-------- Data supplied --------

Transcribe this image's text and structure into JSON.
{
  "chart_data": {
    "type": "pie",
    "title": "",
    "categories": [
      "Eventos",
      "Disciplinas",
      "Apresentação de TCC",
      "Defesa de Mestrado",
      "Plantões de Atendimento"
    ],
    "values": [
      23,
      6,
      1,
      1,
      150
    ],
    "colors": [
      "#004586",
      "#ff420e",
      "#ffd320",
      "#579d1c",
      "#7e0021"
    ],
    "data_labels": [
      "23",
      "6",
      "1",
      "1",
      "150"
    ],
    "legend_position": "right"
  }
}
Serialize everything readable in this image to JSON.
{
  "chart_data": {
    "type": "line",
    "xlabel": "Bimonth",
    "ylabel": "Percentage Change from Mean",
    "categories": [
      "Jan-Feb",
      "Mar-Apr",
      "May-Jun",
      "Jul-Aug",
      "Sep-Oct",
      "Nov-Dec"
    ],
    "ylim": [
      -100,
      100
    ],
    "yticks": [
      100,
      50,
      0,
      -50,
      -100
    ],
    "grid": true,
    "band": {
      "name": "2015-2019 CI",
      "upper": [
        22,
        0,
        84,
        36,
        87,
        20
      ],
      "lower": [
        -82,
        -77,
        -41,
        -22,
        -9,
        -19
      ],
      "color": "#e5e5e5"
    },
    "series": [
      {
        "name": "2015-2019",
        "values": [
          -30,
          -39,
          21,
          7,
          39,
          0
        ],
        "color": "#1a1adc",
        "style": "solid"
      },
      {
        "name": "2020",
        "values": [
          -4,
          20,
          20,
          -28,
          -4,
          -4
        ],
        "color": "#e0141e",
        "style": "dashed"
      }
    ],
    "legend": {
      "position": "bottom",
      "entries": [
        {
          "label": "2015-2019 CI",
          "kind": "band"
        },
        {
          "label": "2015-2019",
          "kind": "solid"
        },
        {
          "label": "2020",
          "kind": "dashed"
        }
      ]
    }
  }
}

--------

**Job**
Set down the entries above again, word for word.

**Expected answer**
Transcribe this image's text and structure into JSON.
{
  "chart_data": {
    "type": "pie",
    "title": "",
    "categories": [
      "Eventos",
      "Disciplinas",
      "Apresentação de TCC",
      "Defesa de Mestrado",
      "Plantões de Atendimento"
    ],
    "values": [
      23,
      6,
      1,
      1,
      150
    ],
    "colors": [
      "#004586",
      "#ff420e",
      "#ffd320",
      "#579d1c",
      "#7e0021"
    ],
    "data_labels": [
      "23",
      "6",
      "1",
      "1",
      "150"
    ],
    "legend_position": "right"
  }
}
Serialize everything readable in this image to JSON.
{
  "chart_data": {
    "type": "line",
    "xlabel": "Bimonth",
    "ylabel": "Percentage Change from Mean",
    "categories": [
      "Jan-Feb",
      "Mar-Apr",
      "May-Jun",
      "Jul-Aug",
      "Sep-Oct",
      "Nov-Dec"
    ],
    "ylim": [
      -100,
      100
    ],
    "yticks": [
      100,
      50,
      0,
      -50,
      -100
    ],
    "grid": true,
    "band": {
      "name": "2015-2019 CI",
      "upper": [
        22,
        0,
        84,
        36,
        87,
        20
      ],
      "lower": [
        -82,
        -77,
        -41,
        -22,
        -9,
        -19
      ],
      "color": "#e5e5e5"
    },
    "series": [
      {
        "name": "2015-2019",
        "values": [
          -30,
          -39,
          21,
          7,
          39,
          0
        ],
        "color": "#1a1adc",
        "style": "solid"
      },
      {
        "name": "2020",
        "values": [
          -4,
          20,
          20,
          -28,
          -4,
          -4
        ],
        "color": "#e0141e",
        "style": "dashed"
      }
    ],
    "legend": {
      "position": "bottom",
      "entries": [
        {
          "label": "2015-2019 CI",
          "kind": "band"
        },
        {
          "label": "2015-2019",
          "kind": "solid"
        },
        {
          "label": "2020",
          "kind": "dashed"
        }
      ]
    }
  }
}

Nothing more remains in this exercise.